Given request: Look through the records below and collect all lines that hold the string "drive".

(Extracted records)
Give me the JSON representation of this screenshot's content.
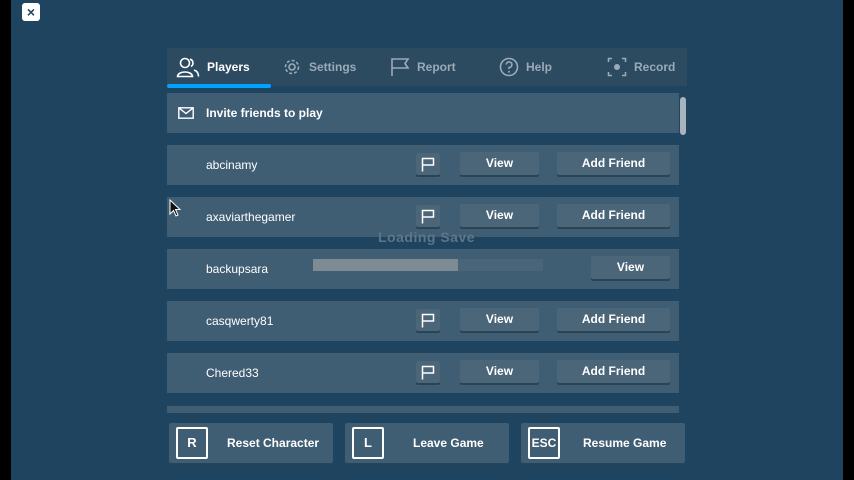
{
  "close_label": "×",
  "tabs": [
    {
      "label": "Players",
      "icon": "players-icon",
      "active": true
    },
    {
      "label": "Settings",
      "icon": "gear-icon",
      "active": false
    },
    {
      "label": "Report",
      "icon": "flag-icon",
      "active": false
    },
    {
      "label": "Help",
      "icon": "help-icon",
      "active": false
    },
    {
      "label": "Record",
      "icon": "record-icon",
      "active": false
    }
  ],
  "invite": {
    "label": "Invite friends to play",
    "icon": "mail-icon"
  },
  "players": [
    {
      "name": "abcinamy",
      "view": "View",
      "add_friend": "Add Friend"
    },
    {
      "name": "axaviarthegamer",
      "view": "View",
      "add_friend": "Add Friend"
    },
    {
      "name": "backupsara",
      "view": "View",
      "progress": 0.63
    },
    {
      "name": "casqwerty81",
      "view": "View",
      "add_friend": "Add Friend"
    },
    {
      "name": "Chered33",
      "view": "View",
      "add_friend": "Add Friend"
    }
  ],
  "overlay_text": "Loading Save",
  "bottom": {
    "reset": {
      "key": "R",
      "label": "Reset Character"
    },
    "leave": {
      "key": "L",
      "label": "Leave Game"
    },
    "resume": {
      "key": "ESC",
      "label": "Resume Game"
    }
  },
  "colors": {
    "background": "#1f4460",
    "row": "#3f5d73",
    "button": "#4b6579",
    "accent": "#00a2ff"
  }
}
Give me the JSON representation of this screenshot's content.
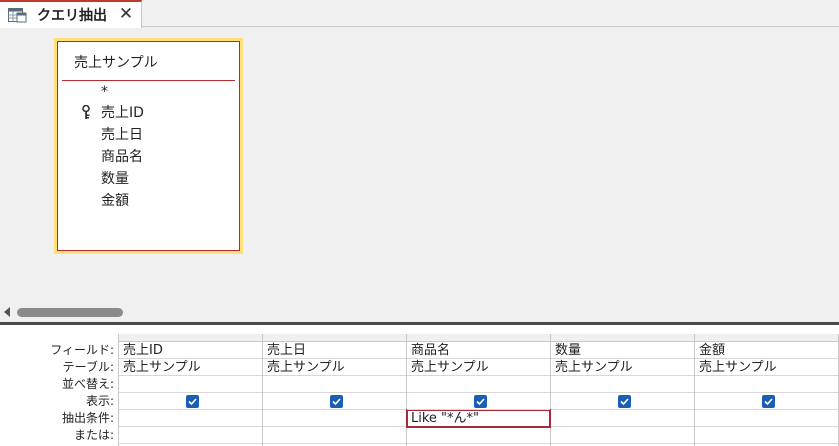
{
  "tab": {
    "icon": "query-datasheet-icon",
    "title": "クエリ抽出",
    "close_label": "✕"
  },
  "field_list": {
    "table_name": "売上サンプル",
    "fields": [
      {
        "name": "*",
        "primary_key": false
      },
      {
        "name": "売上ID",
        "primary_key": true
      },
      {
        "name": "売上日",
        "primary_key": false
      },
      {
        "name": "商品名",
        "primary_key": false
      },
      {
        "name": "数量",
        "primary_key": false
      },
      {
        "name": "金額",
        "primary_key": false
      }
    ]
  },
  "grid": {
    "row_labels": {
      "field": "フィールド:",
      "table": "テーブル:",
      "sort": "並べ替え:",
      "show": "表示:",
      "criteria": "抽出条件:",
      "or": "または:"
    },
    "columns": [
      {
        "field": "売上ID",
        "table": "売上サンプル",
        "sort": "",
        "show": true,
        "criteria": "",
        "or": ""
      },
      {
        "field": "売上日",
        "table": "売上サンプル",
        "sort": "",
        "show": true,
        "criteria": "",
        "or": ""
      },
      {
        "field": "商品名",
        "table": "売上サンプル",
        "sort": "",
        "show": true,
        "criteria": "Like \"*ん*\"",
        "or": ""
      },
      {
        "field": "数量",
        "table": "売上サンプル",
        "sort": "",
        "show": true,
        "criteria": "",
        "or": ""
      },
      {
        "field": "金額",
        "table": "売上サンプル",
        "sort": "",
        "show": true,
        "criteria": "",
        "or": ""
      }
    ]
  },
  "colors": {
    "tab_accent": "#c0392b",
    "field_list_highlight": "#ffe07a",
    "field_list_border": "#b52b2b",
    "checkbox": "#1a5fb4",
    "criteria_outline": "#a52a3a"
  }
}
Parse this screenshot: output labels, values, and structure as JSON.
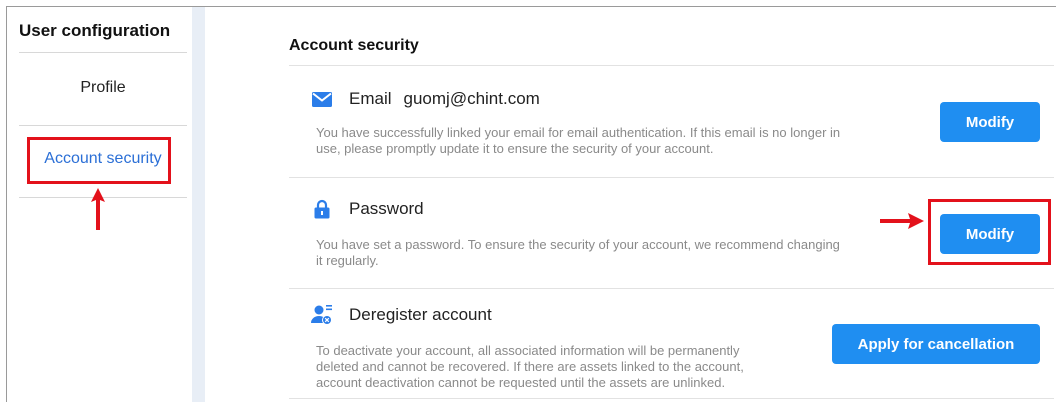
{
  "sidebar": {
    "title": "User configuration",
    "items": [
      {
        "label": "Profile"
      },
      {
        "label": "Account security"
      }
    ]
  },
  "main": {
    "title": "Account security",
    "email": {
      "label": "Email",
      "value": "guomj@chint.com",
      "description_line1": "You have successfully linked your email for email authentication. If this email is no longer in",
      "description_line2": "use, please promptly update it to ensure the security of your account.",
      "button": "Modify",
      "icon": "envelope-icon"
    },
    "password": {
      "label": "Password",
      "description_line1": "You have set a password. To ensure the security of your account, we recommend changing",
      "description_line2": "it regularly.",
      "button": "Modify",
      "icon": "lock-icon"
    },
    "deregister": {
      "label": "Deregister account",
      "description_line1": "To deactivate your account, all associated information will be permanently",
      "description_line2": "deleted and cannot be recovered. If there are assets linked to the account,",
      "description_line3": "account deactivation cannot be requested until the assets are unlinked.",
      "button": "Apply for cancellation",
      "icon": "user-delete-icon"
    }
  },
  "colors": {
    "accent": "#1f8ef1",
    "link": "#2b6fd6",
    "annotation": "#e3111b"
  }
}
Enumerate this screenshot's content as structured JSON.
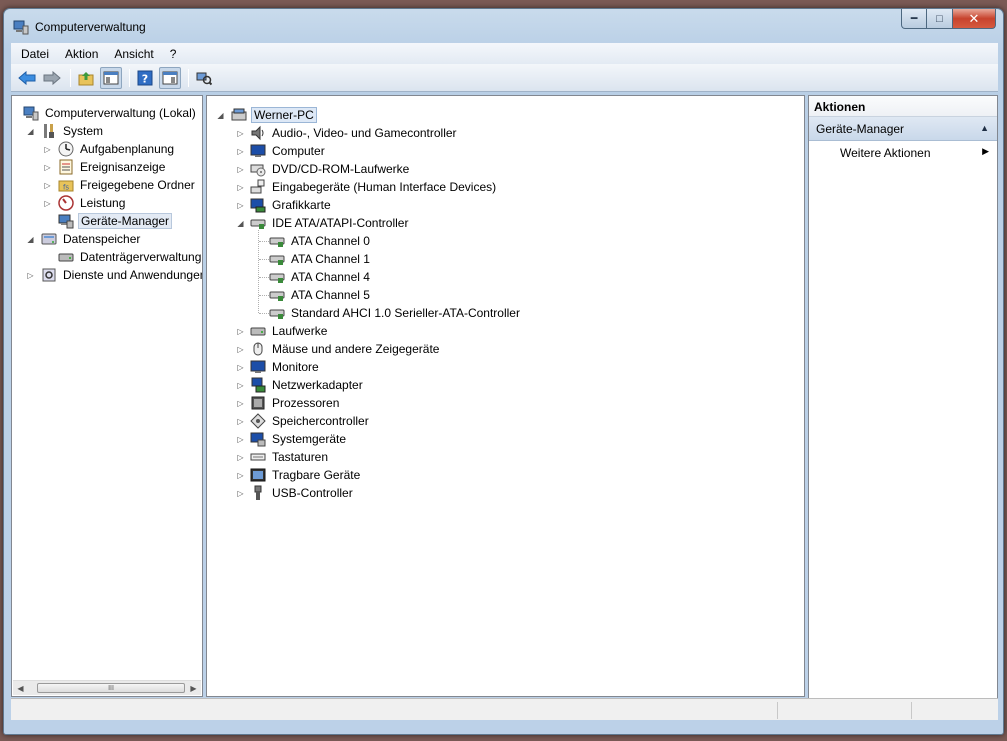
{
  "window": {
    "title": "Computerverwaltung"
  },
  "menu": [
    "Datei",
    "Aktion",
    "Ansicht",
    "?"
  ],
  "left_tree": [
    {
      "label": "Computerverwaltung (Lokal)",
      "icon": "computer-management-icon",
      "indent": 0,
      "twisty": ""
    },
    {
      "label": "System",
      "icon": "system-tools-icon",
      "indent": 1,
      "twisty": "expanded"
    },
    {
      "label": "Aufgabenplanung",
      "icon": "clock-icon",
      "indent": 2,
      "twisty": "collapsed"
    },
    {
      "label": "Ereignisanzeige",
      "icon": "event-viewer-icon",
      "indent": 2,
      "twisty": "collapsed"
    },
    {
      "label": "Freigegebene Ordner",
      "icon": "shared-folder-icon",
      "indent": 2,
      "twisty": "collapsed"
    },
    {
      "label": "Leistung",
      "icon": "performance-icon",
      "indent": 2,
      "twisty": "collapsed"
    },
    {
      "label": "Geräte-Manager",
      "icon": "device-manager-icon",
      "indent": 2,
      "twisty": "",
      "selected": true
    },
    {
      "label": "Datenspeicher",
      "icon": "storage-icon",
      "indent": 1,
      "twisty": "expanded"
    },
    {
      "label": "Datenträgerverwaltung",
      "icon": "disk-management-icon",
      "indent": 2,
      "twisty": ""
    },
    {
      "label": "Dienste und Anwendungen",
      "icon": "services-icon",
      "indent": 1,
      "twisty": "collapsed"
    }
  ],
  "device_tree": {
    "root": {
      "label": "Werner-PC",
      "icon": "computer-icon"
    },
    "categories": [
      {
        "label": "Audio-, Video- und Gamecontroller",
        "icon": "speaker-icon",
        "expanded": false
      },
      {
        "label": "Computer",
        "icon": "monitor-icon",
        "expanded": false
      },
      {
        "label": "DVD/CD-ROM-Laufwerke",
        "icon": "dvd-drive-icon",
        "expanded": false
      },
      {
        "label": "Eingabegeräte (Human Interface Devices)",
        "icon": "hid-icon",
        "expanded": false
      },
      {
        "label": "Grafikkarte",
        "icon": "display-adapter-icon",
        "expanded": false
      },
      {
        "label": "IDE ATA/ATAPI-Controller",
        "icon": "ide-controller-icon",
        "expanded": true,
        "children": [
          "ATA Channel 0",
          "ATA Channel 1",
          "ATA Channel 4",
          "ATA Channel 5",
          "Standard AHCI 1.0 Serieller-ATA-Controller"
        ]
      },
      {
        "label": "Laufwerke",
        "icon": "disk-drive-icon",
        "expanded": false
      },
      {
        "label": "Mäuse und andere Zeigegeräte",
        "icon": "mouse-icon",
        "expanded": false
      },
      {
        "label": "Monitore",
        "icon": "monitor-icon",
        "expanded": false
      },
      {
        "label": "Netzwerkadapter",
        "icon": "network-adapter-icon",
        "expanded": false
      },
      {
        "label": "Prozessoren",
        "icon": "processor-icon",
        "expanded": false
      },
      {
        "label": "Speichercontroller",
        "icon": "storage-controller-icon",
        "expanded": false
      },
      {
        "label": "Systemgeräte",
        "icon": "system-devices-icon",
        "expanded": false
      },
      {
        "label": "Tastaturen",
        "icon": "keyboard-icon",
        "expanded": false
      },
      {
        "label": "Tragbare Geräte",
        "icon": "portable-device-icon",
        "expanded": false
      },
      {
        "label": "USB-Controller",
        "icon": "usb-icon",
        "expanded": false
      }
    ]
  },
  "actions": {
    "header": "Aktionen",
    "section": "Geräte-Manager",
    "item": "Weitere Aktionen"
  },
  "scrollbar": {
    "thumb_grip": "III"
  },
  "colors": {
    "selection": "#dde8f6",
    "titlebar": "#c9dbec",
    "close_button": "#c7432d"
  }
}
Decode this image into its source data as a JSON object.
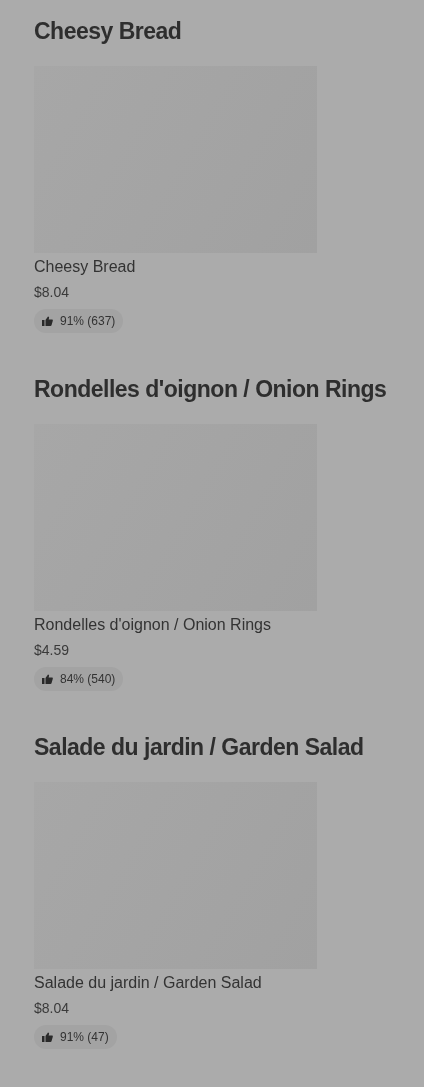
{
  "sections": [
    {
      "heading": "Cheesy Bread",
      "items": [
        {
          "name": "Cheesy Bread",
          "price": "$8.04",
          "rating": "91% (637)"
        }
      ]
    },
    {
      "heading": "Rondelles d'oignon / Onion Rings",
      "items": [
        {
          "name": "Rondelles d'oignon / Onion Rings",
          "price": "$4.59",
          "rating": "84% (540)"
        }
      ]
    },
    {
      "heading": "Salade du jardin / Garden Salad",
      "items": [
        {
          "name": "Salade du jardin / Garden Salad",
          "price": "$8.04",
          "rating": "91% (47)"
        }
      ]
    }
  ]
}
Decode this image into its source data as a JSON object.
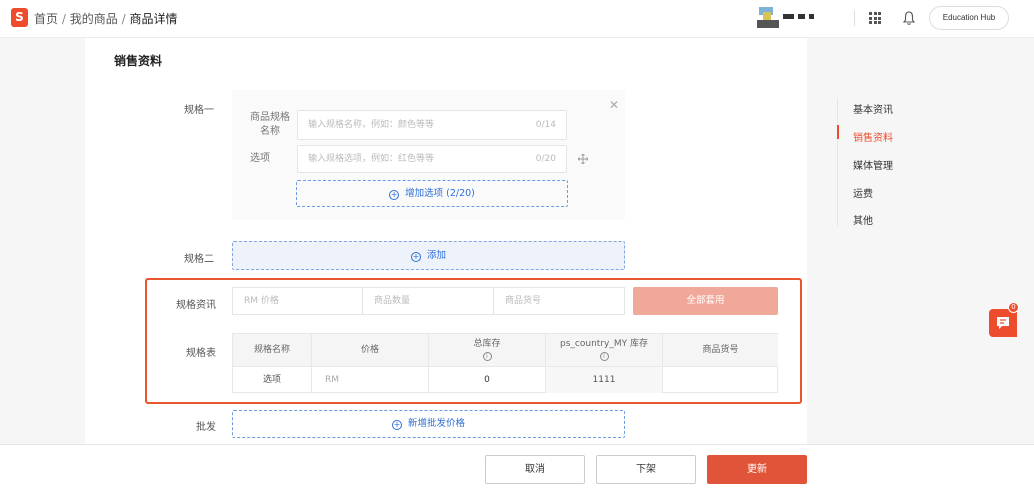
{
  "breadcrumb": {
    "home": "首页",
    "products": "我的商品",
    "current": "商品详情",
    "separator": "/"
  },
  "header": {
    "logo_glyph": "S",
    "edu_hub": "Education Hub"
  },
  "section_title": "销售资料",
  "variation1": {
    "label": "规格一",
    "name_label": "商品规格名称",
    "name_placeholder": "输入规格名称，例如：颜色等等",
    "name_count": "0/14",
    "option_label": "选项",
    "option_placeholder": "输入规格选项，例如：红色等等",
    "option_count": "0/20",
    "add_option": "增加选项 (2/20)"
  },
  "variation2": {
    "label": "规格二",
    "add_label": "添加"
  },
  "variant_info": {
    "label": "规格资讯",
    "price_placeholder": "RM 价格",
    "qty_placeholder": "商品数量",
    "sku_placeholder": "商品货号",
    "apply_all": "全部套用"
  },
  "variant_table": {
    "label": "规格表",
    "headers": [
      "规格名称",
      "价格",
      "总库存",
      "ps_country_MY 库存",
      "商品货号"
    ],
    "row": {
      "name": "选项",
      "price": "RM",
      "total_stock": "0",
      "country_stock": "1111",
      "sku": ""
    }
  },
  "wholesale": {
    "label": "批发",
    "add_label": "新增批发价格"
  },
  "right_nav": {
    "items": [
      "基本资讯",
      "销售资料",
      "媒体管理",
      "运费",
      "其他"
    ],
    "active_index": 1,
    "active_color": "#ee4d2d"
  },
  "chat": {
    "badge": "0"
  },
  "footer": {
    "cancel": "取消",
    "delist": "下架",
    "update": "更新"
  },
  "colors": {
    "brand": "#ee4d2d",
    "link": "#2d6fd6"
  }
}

Solution to this task:
        "icon": "dvd-drive-icon",
        "icon": "disk-drive-icon",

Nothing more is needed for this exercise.